- What you will do:
From the listing below, pick out each line with the word "strategies".

- Record list:
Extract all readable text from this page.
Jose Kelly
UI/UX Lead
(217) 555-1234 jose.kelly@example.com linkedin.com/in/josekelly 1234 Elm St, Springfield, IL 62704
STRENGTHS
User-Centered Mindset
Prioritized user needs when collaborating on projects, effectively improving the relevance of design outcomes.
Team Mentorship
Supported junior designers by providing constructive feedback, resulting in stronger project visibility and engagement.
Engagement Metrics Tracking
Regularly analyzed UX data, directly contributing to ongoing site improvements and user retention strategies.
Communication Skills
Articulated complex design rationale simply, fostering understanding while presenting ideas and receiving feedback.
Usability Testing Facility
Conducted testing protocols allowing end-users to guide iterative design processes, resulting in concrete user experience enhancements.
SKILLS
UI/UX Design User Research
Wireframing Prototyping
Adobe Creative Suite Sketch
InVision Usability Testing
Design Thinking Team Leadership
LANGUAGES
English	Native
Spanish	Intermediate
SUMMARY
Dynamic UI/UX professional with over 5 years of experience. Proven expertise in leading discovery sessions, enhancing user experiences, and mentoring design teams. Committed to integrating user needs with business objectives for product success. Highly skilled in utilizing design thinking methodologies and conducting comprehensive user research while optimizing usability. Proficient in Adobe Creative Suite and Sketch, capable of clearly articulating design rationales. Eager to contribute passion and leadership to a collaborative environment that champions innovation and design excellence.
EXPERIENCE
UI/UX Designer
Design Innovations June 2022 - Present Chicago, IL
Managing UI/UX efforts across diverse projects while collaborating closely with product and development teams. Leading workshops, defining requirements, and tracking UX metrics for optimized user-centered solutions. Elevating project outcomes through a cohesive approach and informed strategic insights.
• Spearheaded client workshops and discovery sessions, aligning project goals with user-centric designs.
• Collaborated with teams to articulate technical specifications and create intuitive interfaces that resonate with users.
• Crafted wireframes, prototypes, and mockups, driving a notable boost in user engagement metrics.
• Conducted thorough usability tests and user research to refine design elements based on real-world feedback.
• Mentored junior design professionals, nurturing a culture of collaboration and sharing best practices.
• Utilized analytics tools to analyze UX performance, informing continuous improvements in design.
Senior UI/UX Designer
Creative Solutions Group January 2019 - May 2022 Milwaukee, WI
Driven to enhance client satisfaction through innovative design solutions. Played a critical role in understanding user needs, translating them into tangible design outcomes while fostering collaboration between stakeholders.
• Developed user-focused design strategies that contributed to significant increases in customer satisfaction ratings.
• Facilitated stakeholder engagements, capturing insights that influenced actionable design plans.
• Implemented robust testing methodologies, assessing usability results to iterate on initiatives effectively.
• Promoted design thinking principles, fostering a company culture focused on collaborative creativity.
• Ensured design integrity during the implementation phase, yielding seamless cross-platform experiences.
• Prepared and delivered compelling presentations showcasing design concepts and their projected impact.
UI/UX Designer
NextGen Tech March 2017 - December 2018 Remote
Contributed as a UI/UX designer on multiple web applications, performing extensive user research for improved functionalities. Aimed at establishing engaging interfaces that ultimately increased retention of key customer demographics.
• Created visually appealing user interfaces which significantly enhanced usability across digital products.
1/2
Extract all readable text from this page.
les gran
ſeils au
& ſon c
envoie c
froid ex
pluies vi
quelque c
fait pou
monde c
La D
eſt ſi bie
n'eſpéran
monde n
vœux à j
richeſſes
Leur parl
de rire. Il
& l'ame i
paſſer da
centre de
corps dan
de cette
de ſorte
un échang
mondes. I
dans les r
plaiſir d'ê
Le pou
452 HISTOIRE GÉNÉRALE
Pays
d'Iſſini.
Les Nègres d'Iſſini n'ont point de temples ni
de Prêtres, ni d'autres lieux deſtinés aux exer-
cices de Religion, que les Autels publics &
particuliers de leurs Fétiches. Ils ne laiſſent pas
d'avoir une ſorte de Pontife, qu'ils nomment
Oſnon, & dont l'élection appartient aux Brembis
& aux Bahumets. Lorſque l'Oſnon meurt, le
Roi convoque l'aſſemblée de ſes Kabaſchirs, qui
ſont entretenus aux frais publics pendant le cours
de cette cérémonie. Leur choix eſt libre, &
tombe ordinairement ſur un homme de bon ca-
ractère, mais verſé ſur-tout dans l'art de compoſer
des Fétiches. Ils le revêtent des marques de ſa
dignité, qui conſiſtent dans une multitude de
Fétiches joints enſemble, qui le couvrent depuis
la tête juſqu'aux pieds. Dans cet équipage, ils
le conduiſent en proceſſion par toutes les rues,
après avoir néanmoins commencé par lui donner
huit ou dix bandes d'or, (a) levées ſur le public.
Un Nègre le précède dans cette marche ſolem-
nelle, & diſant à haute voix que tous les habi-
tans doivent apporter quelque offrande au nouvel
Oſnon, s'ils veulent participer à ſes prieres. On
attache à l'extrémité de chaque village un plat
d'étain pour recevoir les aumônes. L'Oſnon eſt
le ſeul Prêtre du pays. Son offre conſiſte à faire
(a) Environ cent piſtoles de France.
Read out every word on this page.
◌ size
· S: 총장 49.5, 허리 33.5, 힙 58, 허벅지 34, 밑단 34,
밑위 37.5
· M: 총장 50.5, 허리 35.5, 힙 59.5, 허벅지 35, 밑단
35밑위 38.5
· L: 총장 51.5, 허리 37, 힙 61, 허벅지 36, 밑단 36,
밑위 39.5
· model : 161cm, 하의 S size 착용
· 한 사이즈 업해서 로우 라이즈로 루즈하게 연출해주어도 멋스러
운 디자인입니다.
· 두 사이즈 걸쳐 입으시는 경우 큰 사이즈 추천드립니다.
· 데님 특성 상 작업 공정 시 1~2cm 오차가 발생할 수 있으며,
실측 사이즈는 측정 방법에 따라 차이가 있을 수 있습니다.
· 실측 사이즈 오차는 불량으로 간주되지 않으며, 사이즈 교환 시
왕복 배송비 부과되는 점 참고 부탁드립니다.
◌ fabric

- Task result:
Regularly analyzed UX data, directly contributing to ongoing site improvements and user retention strategies.
• Developed user-focused design strategies that contributed to significant increases in customer satisfaction ratings.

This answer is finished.